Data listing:

━━━━━━

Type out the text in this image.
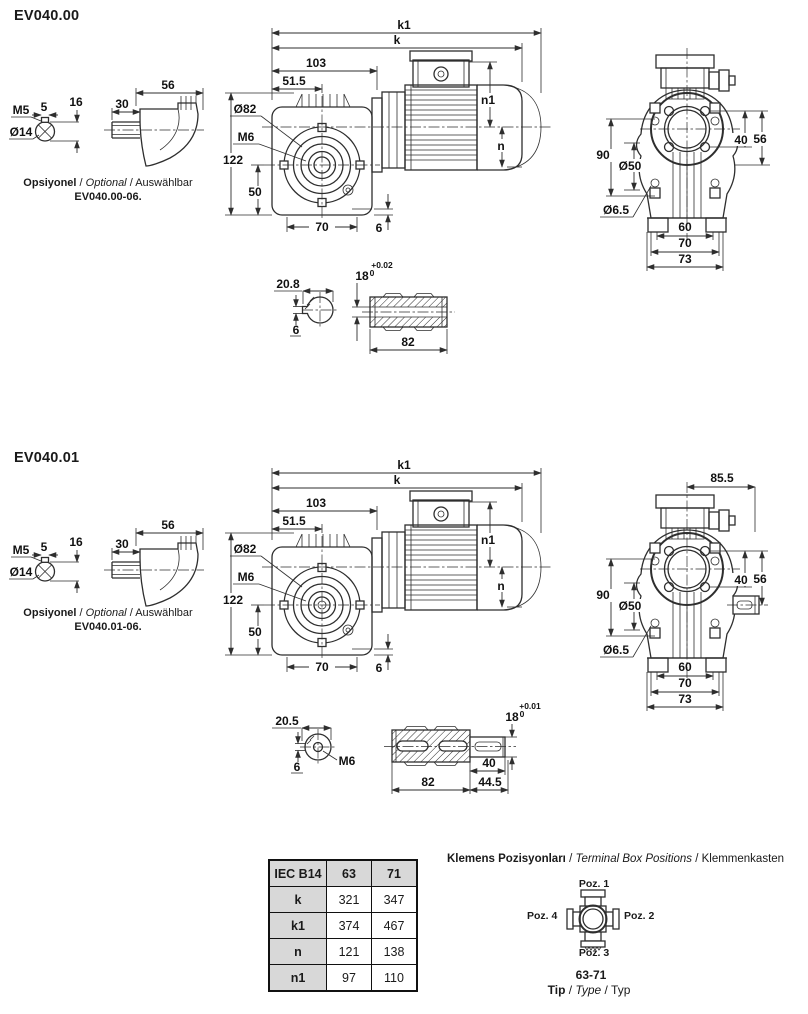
EV040.00
EV040.01
Opsiyonel / Optional / Auswählbar
EV040.00-06.
Opsiyonel / Optional / Auswählbar
EV040.01-06.
16
5
M5
Ø14
30
56
k1
k
103
51.5
Ø82
M6
122
50
n1
n
70	6
90
Ø50
Ø6.5
40 56
60
70
73
20.8
6
18
+0.02
0
82
16
5
M5
Ø14
30
56
k1
k
103
51.5
Ø82
M6
122
50
n1
n
70	6
85.5
90
Ø50
Ø6.5
40 56
60
70
73
20.5
6	M6
18
+0.01
0
40
82	44.5
IEC B14	63	71
k	321	347
k1	374	467
n	121	138
n1	97	110
Klemens Pozisyonları / Terminal Box Positions / Klemmenkasten
Poz. 1
Poz. 2
Poz. 3
Poz. 4
63-71
Tip / Type / Typ
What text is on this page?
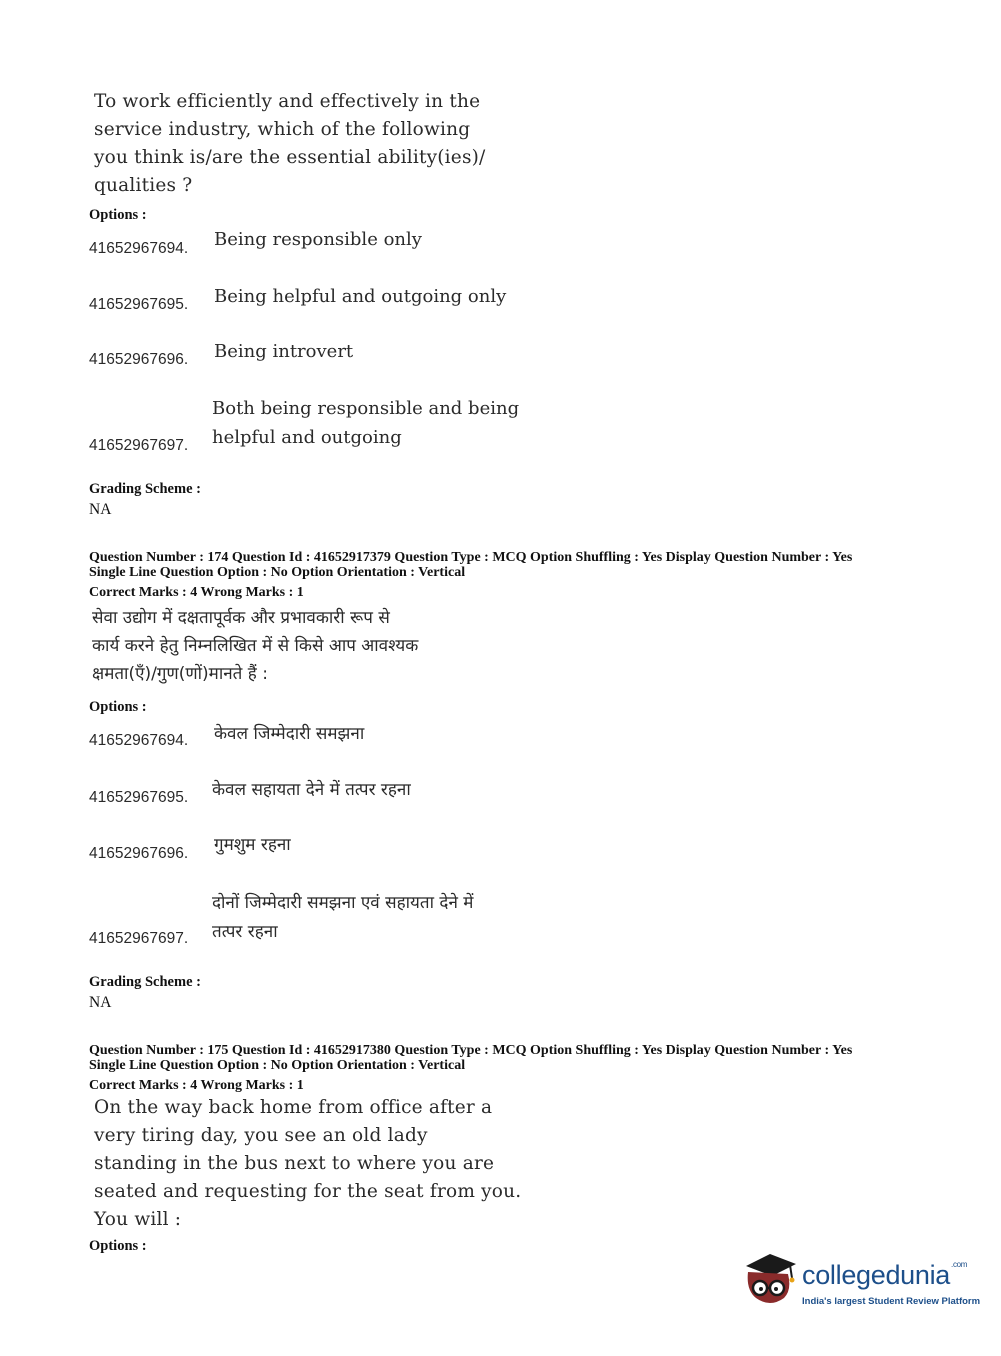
To work efficiently and effectively in the
service industry, which of the following
you think is/are the essential ability(ies)/
qualities ?
Options :
41652967694. Being responsible only
41652967695. Being helpful and outgoing only
41652967696. Being introvert
41652967697.
Both being responsible and being
helpful and outgoing
Grading Scheme :
NA
Question Number : 174 Question Id : 41652917379 Question Type : MCQ Option Shuffling : Yes Display Question Number : Yes
Single Line Question Option : No Option Orientation : Vertical
Correct Marks : 4 Wrong Marks : 1
सेवा उद्योग में दक्षतापूर्वक और प्रभावकारी रूप से
कार्य करने हेतु निम्नलिखित में से किसे आप आवश्यक
क्षमता(एँ)/गुण(णों)मानते हैं :
Options :
41652967694. केवल जिम्मेदारी समझना
41652967695. केवल सहायता देने में तत्पर रहना
41652967696. गुमशुम रहना
41652967697.
दोनों जिम्मेदारी समझना एवं सहायता देने में
तत्पर रहना
Grading Scheme :
NA
Question Number : 175 Question Id : 41652917380 Question Type : MCQ Option Shuffling : Yes Display Question Number : Yes
Single Line Question Option : No Option Orientation : Vertical
Correct Marks : 4 Wrong Marks : 1
On the way back home from office after a
very tiring day, you see an old lady
standing in the bus next to where you are
seated and requesting for the seat from you.
You will :
Options :
collegedunia$^{.com}$
India's largest Student Review Platform
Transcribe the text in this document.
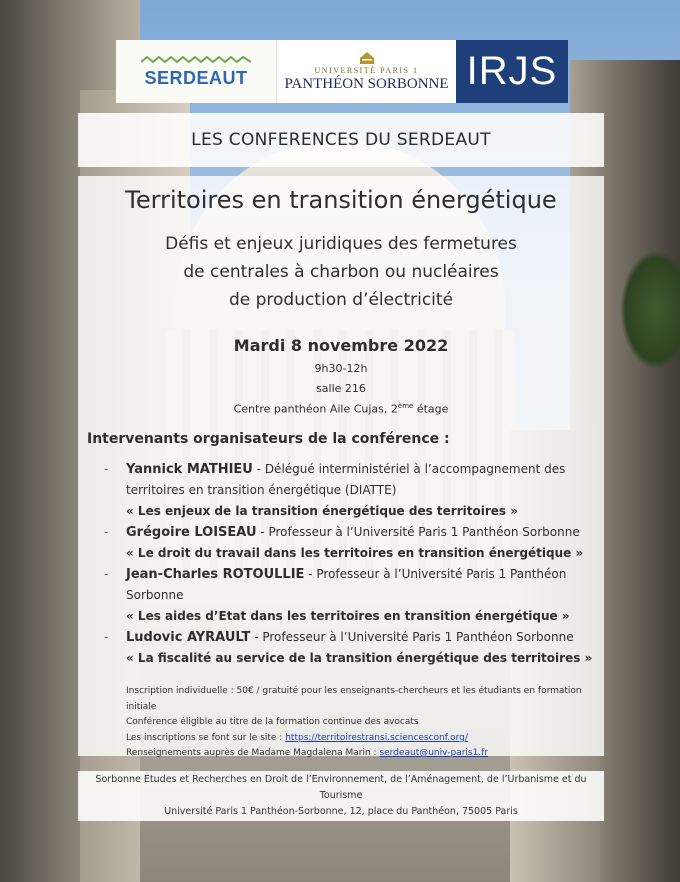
SERDEAUT	UNIVERSITÉ PARIS 1
PANTHÉON SORBONNE IRJS
LES CONFERENCES DU SERDEAUT
Territoires en transition énergétique
Défis et enjeux juridiques des fermetures
de centrales à charbon ou nucléaires
de production d’électricité
Mardi 8 novembre 2022
9h30-12h
salle 216
Centre panthéon Aile Cujas, 2ème étage
Intervenants organisateurs de la conférence :
- Yannick MATHIEU - Délégué interministériel à l’accompagnement des territoires en transition énergétique (DIATTE)
« Les enjeux de la transition énergétique des territoires »
- Grégoire LOISEAU - Professeur à l’Université Paris 1 Panthéon Sorbonne
« Le droit du travail dans les territoires en transition énergétique »
- Jean-Charles ROTOULLIE - Professeur à l’Université Paris 1 Panthéon Sorbonne
« Les aides d’Etat dans les territoires en transition énergétique »
- Ludovic AYRAULT - Professeur à l’Université Paris 1 Panthéon Sorbonne
« La fiscalité au service de la transition énergétique des territoires »
Inscription individuelle : 50€ / gratuité pour les enseignants-chercheurs et les étudiants en formation initiale
Conférence éligible au titre de la formation continue des avocats
Les inscriptions se font sur le site : https://territoirestransi.sciencesconf.org/
Renseignements auprès de Madame Magdalena Marin : serdeaut@univ-paris1.fr
Sorbonne Etudes et Recherches en Droit de l’Environnement, de l’Aménagement, de l’Urbanisme et du Tourisme
Université Paris 1 Panthéon-Sorbonne, 12, place du Panthéon, 75005 Paris
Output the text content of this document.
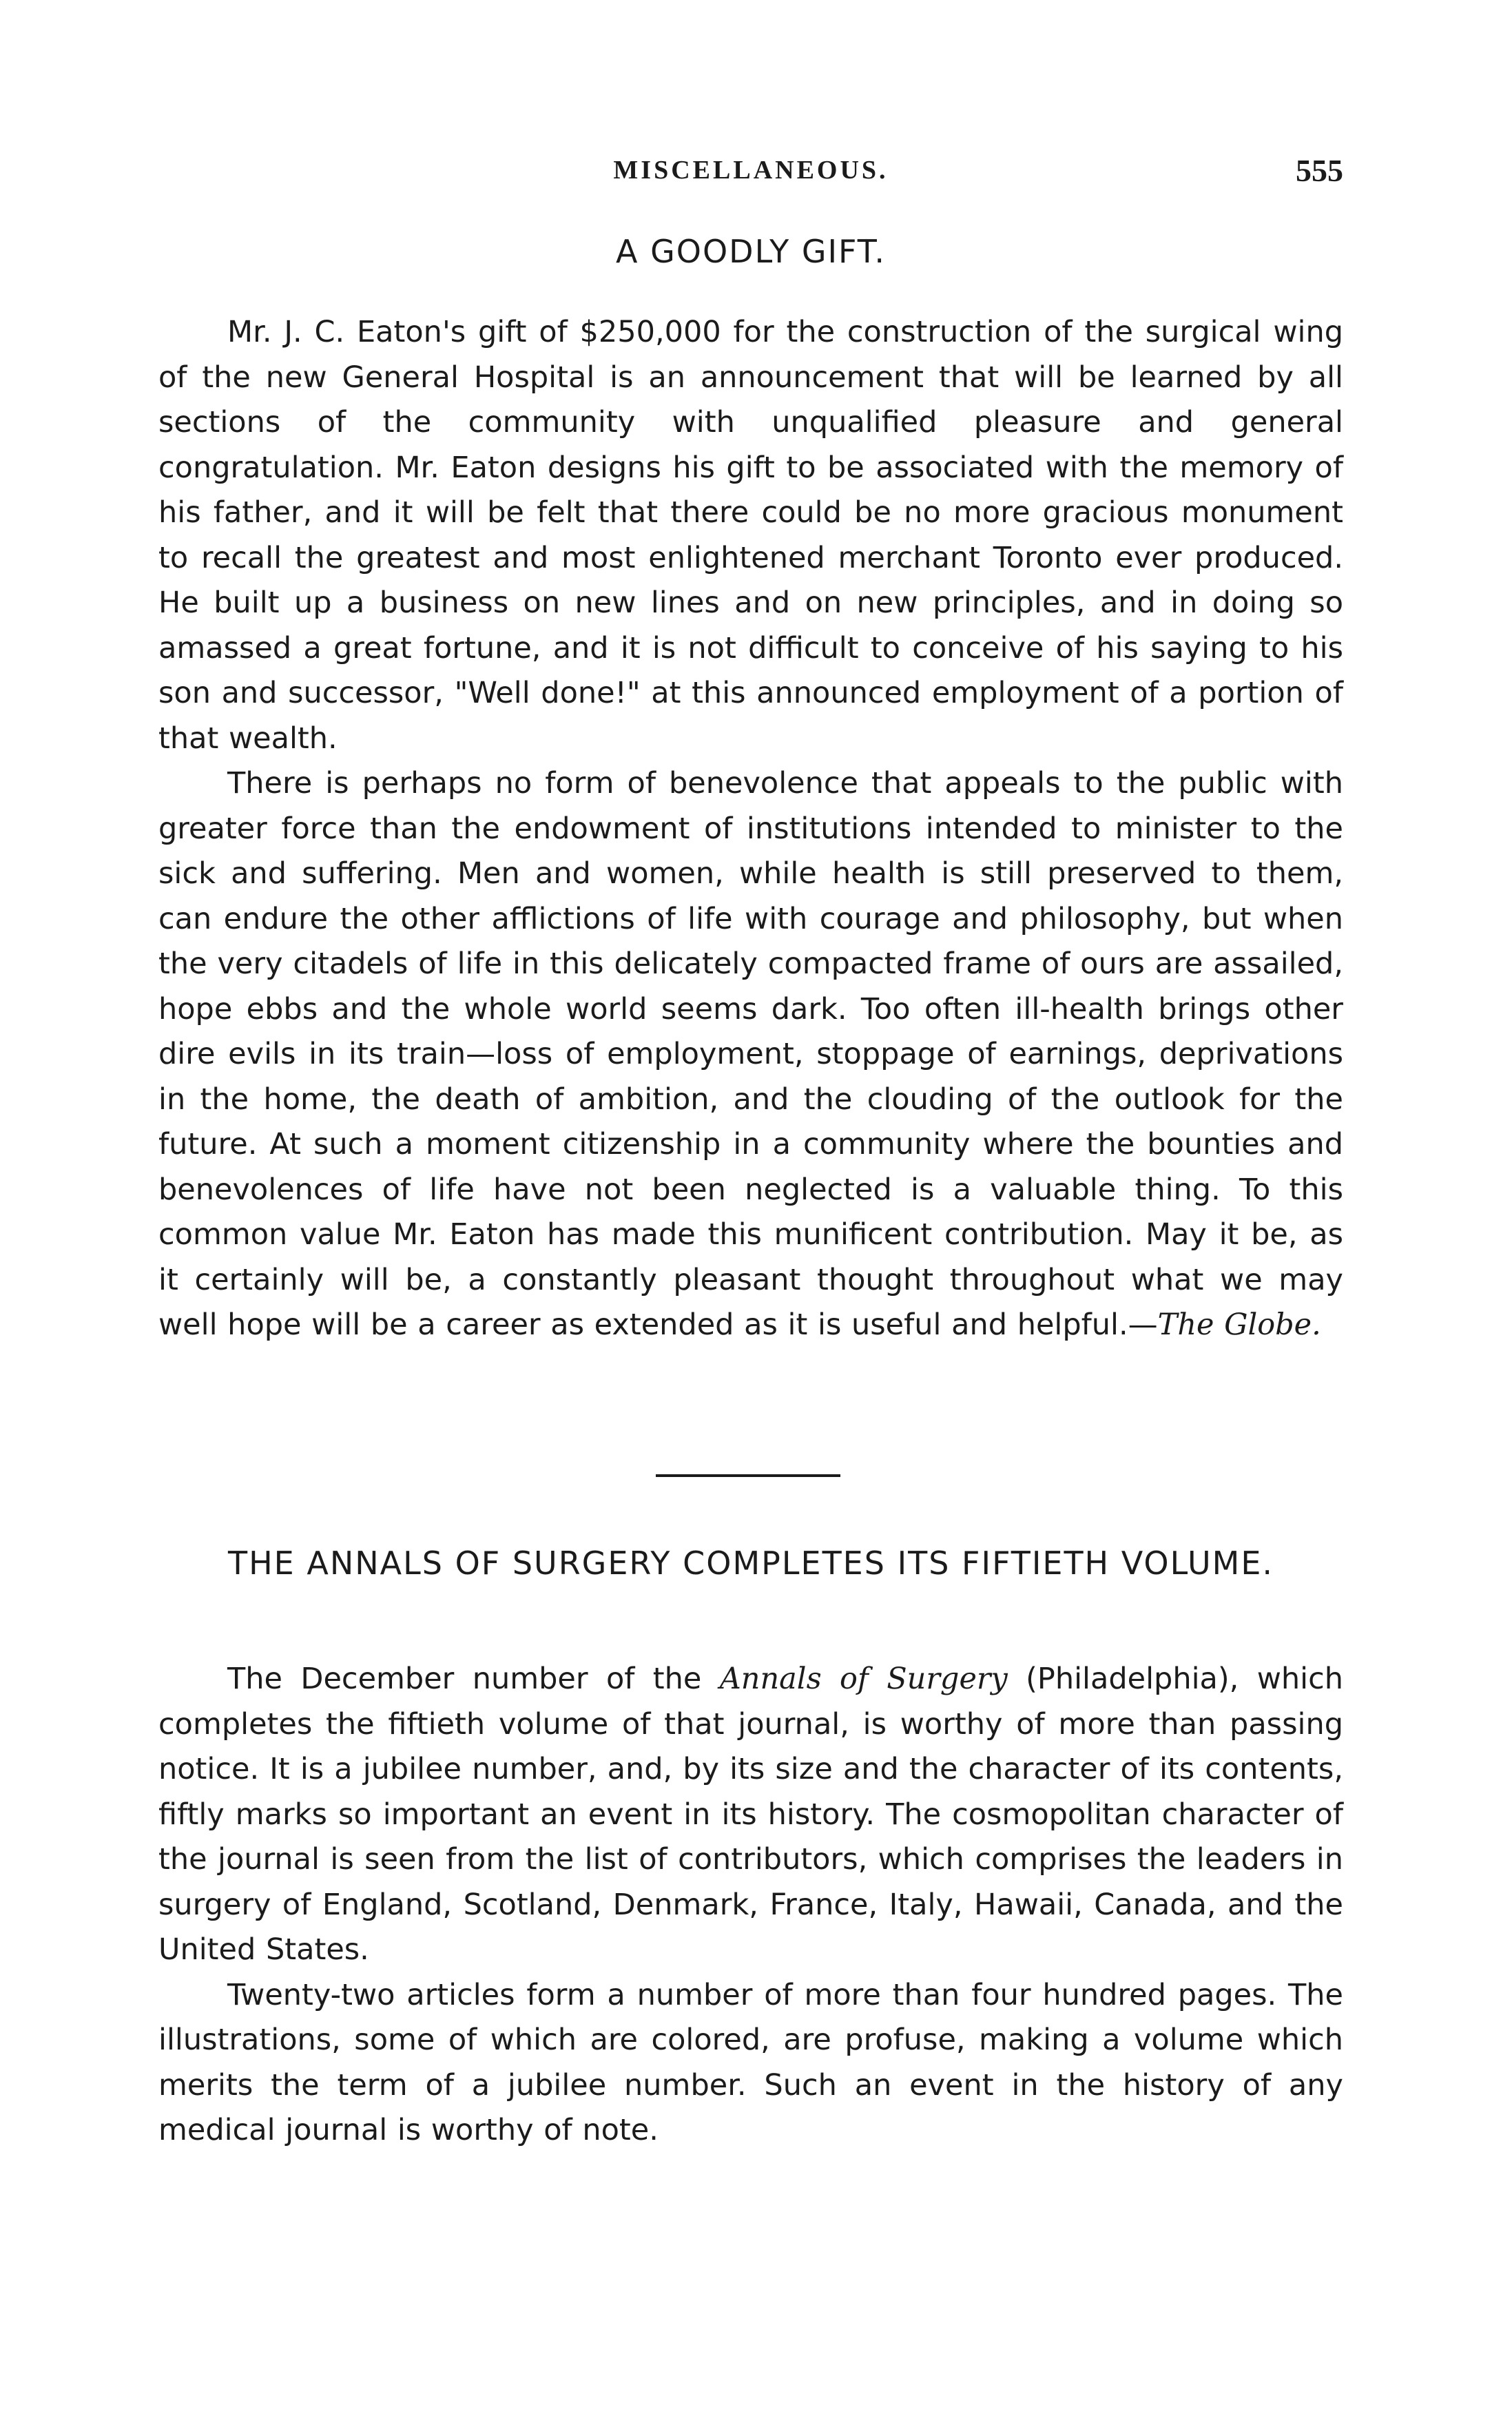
MISCELLANEOUS.	555
A GOODLY GIFT.

Mr. J. C. Eaton's gift of $250,000 for the construction of the surgical wing of the new General Hospital is an announcement that will be learned by all sections of the community with unqualified pleasure and general congratulation. Mr. Eaton designs his gift to be associated with the memory of his father, and it will be felt that there could be no more gracious monument to recall the greatest and most enlightened merchant Toronto ever produced. He built up a business on new lines and on new principles, and in doing so amassed a great fortune, and it is not difficult to conceive of his saying to his son and successor, "Well done!" at this announced employment of a portion of that wealth.

There is perhaps no form of benevolence that appeals to the public with greater force than the endowment of institutions intended to minister to the sick and suffering. Men and women, while health is still preserved to them, can endure the other afflictions of life with courage and philosophy, but when the very citadels of life in this delicately compacted frame of ours are assailed, hope ebbs and the whole world seems dark. Too often ill-health brings other dire evils in its train—loss of employment, stoppage of earnings, deprivations in the home, the death of ambition, and the clouding of the outlook for the future. At such a moment citizenship in a community where the bounties and benevolences of life have not been neglected is a valuable thing. To this common value Mr. Eaton has made this munificent contribution. May it be, as it certainly will be, a constantly pleasant thought throughout what we may well hope will be a career as extended as it is useful and helpful.—The Globe.

THE ANNALS OF SURGERY COMPLETES ITS FIFTIETH VOLUME.

The December number of the Annals of Surgery (Philadelphia), which completes the fiftieth volume of that journal, is worthy of more than passing notice. It is a jubilee number, and, by its size and the character of its contents, fiftly marks so important an event in its history. The cosmopolitan character of the journal is seen from the list of contributors, which comprises the leaders in surgery of England, Scotland, Denmark, France, Italy, Hawaii, Canada, and the United States.

Twenty-two articles form a number of more than four hundred pages. The illustrations, some of which are colored, are profuse, making a volume which merits the term of a jubilee number. Such an event in the history of any medical journal is worthy of note.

━━━━━━

EXERCISE DETAILS: Copy out every line of the listing that includes the string "journal".

FINAL RESULT:
The December number of the Annals of Surgery (Philadelphia), which completes the fiftieth volume of that journal, is worthy of more than passing notice. It is a jubilee number, and, by its size and the character of its contents, fiftly marks so important an event in its history. The cosmopolitan character of the journal is seen from the list of contributors, which comprises the leaders in surgery of England, Scotland, Denmark, France, Italy, Hawaii, Canada, and the United States.
Twenty-two articles form a number of more than four hundred pages. The illustrations, some of which are colored, are profuse, making a volume which merits the term of a jubilee number. Such an event in the history of any medical journal is worthy of note.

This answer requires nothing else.